Exercise: From the listing below, extract each line containing the string "point".

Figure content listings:

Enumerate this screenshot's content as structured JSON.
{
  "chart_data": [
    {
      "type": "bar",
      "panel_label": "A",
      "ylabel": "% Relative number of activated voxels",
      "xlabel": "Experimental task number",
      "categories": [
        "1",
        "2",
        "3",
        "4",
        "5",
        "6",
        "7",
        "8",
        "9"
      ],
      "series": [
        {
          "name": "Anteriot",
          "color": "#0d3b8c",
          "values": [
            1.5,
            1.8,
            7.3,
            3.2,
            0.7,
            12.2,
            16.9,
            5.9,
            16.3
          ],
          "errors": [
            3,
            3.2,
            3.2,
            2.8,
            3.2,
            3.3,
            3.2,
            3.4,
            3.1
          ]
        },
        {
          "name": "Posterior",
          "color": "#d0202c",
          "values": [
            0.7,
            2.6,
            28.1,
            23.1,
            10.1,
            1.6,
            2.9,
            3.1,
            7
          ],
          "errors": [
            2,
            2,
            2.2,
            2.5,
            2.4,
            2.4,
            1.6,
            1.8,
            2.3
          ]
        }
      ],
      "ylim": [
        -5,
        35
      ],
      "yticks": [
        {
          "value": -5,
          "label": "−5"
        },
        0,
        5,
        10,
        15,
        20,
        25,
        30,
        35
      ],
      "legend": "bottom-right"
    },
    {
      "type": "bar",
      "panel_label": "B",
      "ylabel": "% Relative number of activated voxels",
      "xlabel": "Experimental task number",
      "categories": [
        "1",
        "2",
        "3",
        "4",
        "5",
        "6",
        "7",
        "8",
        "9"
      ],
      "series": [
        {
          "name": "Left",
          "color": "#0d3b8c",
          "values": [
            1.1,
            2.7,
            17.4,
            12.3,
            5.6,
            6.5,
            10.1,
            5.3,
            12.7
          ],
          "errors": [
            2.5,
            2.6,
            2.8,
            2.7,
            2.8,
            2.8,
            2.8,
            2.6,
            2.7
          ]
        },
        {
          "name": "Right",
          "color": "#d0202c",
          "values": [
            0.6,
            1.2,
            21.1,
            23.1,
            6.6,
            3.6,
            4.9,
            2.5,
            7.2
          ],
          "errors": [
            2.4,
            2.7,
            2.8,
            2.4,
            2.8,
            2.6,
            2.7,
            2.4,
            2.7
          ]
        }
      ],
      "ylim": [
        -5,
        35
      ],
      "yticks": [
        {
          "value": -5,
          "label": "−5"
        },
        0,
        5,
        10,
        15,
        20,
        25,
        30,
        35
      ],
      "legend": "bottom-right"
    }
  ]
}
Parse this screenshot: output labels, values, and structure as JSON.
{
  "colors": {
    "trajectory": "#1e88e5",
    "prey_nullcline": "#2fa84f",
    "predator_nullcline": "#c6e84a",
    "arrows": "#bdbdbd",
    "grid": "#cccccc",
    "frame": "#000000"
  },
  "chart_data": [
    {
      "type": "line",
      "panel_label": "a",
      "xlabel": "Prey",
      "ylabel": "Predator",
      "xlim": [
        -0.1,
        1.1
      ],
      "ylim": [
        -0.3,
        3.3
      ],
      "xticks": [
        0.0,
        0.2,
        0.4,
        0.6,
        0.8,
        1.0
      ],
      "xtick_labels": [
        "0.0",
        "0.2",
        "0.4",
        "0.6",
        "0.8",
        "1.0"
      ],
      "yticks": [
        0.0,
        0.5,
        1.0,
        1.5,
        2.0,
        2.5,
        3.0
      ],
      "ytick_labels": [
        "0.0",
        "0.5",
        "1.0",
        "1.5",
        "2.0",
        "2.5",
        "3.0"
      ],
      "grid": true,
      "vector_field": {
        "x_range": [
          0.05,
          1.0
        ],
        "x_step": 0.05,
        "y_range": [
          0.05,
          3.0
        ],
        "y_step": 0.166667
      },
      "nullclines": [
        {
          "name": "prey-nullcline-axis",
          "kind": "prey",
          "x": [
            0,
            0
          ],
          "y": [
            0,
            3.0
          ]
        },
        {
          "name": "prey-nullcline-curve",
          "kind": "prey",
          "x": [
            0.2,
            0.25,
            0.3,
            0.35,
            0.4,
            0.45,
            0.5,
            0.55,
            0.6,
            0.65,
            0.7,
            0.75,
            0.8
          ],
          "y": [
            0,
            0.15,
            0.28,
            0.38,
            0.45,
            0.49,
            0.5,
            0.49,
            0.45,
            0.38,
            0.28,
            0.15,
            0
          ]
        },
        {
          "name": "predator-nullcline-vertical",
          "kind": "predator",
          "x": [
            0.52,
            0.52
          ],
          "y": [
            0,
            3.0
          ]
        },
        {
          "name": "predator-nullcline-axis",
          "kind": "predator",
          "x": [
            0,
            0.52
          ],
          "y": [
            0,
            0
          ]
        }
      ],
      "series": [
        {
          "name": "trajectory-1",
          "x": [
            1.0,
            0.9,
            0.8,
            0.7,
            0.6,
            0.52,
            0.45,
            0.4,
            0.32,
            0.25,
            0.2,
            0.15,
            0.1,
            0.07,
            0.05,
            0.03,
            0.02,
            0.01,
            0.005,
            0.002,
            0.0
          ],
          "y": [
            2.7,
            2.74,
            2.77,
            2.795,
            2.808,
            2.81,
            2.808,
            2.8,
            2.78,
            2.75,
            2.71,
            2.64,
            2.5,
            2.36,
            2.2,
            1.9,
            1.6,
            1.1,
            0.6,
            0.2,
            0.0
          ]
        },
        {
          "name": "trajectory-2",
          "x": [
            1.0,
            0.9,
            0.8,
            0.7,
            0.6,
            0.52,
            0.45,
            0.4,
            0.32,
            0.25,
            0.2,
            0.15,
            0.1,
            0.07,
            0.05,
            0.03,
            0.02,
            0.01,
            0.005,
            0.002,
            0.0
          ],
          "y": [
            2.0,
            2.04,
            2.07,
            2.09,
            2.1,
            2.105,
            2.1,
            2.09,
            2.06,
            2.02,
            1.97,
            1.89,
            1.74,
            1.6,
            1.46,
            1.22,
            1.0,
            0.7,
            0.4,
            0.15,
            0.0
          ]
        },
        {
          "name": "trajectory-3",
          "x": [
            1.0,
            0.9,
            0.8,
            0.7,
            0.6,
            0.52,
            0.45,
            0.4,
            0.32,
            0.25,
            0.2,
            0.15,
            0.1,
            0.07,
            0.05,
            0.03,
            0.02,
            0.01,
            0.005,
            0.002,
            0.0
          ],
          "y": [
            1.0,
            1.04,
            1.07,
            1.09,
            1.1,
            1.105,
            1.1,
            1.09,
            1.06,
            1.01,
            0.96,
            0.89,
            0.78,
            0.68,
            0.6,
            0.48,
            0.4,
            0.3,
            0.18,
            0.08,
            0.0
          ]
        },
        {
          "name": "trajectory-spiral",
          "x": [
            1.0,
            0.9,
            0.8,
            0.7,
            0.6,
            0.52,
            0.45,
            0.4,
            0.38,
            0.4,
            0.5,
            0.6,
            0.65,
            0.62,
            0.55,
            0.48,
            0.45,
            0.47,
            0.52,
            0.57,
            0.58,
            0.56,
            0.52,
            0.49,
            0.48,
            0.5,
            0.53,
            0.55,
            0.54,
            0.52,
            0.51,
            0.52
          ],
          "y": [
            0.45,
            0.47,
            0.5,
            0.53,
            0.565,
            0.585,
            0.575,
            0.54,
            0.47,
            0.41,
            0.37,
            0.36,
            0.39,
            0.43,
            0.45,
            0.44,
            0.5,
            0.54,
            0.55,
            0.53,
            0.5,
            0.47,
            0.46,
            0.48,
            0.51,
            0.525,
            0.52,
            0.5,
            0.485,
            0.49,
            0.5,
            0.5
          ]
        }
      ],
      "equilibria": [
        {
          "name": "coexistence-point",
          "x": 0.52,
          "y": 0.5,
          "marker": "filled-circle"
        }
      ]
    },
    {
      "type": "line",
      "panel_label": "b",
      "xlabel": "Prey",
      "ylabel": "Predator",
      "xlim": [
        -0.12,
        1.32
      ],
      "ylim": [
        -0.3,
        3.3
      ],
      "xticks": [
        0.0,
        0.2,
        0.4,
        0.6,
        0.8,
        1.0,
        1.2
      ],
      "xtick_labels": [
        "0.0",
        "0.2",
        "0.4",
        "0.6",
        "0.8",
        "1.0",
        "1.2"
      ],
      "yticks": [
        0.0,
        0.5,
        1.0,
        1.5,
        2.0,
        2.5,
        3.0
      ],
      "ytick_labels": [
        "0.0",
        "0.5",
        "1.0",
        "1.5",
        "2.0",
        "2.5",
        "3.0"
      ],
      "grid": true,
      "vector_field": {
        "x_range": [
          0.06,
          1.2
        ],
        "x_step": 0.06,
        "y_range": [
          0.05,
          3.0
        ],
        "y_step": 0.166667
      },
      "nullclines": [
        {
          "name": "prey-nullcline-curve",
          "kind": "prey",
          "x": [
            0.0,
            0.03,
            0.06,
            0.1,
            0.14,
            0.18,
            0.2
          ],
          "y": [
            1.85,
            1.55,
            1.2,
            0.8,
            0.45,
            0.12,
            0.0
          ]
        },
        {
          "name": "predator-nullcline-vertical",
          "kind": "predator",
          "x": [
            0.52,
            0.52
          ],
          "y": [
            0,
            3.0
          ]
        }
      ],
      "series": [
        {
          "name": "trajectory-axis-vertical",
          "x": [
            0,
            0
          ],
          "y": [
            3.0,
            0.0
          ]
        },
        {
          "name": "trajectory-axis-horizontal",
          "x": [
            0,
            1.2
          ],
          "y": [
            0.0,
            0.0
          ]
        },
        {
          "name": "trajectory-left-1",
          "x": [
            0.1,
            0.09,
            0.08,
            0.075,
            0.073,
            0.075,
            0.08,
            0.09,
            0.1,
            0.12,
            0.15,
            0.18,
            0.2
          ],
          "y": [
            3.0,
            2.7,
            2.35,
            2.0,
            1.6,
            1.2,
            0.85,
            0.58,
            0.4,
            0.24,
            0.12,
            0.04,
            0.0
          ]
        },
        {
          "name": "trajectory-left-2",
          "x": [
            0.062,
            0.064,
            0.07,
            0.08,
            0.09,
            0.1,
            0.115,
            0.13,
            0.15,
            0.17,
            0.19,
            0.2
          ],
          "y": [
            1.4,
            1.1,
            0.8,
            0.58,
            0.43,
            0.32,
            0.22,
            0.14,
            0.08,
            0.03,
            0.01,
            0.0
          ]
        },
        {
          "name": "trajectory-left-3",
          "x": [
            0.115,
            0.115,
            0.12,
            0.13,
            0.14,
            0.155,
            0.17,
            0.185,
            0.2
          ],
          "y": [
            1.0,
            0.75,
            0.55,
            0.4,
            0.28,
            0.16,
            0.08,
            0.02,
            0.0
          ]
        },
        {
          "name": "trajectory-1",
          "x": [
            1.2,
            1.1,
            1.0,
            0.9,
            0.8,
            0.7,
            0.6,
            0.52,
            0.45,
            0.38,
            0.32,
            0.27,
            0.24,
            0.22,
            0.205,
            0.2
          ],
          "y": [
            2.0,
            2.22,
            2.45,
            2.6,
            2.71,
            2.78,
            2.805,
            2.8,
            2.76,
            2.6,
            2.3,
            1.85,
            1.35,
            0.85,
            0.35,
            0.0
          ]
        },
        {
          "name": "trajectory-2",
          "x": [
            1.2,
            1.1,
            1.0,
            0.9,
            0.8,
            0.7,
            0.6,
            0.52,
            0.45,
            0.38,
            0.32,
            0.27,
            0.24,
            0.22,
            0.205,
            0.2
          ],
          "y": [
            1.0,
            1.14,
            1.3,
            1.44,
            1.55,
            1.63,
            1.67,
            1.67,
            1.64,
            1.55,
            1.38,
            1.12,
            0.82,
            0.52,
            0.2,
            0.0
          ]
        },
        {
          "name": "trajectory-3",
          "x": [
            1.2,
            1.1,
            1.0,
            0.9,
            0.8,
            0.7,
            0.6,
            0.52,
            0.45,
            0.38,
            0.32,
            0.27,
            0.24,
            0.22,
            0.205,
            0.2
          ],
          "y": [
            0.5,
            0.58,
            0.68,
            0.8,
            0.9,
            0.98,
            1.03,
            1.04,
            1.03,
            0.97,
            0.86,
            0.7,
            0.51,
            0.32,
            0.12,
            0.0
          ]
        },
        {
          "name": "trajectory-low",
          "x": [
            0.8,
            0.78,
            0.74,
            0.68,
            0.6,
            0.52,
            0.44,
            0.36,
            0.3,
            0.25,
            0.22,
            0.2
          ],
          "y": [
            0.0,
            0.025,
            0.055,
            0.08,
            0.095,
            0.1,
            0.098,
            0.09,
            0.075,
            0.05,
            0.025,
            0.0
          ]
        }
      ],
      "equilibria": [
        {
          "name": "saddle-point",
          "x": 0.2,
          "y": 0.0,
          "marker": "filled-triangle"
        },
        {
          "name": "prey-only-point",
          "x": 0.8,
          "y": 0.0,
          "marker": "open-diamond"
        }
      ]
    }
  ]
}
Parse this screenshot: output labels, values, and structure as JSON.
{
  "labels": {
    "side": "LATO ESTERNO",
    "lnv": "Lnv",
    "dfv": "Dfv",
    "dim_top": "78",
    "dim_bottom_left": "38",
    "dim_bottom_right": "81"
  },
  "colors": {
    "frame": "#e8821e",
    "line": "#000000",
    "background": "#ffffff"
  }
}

Task output:
          "name": "coexistence-point",
          "name": "saddle-point",
          "name": "prey-only-point",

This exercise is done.